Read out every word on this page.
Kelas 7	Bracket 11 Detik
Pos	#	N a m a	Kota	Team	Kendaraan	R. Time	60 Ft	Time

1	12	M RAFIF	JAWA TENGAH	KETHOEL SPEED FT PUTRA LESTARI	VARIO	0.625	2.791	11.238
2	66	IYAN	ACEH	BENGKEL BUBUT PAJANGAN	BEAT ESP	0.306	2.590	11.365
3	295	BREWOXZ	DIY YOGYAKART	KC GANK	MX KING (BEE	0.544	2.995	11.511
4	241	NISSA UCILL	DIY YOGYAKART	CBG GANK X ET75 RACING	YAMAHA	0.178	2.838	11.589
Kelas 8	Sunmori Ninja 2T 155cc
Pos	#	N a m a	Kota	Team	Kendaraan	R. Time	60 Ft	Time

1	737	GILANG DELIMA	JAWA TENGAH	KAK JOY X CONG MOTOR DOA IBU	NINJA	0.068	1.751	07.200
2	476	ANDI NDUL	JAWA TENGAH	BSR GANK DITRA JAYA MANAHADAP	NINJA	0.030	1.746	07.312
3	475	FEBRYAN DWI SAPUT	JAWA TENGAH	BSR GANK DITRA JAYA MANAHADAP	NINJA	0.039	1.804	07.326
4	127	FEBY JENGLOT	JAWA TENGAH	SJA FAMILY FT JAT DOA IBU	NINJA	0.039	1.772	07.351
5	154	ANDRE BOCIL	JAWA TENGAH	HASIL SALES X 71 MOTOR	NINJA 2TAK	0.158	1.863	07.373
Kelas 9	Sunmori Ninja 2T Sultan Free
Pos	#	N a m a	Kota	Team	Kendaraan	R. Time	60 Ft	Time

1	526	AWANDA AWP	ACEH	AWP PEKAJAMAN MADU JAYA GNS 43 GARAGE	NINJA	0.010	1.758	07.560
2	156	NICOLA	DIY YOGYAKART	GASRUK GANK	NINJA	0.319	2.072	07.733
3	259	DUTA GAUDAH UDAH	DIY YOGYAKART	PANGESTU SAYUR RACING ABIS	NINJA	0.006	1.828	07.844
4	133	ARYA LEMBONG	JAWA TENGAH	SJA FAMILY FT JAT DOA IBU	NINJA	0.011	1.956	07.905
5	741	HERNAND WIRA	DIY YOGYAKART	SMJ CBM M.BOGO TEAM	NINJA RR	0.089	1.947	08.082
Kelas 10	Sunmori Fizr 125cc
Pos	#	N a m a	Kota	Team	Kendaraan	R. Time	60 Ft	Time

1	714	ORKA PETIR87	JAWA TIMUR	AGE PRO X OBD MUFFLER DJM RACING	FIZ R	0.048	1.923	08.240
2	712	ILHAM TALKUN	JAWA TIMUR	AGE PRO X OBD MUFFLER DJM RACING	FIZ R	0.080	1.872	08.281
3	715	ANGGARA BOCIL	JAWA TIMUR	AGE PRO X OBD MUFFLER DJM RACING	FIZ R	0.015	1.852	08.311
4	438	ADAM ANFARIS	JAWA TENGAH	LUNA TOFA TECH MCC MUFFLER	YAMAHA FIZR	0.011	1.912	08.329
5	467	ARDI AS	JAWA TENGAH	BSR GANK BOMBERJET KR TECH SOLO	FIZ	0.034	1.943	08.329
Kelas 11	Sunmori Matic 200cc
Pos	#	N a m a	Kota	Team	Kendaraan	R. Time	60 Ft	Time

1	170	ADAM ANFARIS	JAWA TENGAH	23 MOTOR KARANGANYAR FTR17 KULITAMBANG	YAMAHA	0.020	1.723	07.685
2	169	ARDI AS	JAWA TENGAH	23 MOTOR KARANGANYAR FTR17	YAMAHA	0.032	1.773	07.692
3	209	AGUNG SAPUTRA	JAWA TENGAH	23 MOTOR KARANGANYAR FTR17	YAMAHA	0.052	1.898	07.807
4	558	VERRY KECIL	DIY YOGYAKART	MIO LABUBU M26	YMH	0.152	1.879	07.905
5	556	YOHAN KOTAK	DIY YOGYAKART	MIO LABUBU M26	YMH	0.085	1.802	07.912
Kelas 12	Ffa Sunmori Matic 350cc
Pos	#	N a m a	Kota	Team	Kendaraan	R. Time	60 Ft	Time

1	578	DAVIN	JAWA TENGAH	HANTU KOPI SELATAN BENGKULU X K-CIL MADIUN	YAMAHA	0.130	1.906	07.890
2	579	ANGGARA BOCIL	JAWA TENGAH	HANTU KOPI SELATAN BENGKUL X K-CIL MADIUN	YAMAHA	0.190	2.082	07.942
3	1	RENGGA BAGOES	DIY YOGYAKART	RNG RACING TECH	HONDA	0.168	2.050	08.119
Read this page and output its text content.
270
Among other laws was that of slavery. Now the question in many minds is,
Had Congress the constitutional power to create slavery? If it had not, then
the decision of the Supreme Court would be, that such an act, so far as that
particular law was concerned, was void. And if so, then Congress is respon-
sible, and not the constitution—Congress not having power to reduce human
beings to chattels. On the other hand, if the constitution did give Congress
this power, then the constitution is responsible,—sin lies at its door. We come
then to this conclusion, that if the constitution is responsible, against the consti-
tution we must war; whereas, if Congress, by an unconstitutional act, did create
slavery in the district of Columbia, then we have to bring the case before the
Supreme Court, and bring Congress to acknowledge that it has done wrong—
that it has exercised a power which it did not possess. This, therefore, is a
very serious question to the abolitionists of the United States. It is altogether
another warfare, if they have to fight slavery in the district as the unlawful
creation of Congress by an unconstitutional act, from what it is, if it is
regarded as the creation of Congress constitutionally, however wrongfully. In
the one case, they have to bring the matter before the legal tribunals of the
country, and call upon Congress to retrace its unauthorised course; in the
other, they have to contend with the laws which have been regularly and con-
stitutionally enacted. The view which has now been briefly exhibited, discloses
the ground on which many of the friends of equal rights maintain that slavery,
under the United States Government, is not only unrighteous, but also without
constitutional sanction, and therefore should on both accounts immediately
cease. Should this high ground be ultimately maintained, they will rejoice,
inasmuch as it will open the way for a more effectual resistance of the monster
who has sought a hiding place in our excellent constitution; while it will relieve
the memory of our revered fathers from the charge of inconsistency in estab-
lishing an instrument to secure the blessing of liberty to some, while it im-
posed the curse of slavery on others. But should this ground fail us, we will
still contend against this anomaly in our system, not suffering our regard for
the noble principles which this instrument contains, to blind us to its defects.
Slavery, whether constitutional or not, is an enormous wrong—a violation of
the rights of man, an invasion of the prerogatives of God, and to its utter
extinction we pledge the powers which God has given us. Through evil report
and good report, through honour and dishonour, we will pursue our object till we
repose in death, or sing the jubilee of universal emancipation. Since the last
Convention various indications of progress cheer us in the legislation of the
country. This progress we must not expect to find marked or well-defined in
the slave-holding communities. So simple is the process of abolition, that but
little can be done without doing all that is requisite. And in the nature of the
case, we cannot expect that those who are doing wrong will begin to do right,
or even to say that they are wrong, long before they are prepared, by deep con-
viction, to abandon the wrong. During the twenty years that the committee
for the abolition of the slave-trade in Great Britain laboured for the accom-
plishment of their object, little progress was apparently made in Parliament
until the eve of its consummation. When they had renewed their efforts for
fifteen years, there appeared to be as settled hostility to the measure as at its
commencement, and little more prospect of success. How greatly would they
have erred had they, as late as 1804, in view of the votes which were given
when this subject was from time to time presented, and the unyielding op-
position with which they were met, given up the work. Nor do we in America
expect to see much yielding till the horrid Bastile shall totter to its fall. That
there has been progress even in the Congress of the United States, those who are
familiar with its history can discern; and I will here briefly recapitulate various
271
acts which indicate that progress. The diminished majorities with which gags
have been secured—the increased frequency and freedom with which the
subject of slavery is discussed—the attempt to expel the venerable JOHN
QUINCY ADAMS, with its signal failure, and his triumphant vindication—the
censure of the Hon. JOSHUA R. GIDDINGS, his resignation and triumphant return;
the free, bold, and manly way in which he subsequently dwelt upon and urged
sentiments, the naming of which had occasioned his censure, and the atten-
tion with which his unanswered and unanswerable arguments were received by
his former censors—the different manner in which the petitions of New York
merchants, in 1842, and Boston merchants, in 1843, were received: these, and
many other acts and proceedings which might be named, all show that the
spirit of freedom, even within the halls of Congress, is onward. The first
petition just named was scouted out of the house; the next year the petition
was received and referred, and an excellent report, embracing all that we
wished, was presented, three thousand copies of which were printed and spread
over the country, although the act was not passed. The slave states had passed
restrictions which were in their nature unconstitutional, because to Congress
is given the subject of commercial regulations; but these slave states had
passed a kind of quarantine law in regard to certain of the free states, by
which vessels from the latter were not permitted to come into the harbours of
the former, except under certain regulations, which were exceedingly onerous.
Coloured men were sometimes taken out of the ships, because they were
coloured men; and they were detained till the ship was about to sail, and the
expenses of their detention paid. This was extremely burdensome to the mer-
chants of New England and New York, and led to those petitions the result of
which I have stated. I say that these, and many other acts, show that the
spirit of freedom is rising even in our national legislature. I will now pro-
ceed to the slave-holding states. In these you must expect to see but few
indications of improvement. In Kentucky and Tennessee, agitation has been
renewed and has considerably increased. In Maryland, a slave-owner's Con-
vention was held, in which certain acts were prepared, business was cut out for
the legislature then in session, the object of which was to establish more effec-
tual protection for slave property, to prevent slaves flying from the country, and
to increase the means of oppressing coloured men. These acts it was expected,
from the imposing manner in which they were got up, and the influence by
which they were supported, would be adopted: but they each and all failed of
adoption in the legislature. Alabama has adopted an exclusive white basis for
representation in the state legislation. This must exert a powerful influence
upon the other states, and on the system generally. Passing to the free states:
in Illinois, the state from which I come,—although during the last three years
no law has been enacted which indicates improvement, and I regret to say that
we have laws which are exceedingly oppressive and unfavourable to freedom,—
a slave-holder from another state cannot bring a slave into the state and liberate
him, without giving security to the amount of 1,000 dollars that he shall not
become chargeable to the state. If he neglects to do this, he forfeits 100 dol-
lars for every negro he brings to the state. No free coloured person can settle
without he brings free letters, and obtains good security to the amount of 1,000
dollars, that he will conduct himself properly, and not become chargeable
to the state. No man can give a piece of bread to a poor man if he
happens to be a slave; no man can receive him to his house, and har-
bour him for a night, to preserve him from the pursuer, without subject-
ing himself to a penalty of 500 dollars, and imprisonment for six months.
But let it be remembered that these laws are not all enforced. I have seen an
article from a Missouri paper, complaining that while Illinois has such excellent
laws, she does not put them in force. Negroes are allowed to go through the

# What is being asked
Show every line where the string "increased" appears.

# Solution to this exercise
have been secured—the increased frequency and freedom with which the
renewed and has considerably increased. In Maryland, a slave-owner's Con-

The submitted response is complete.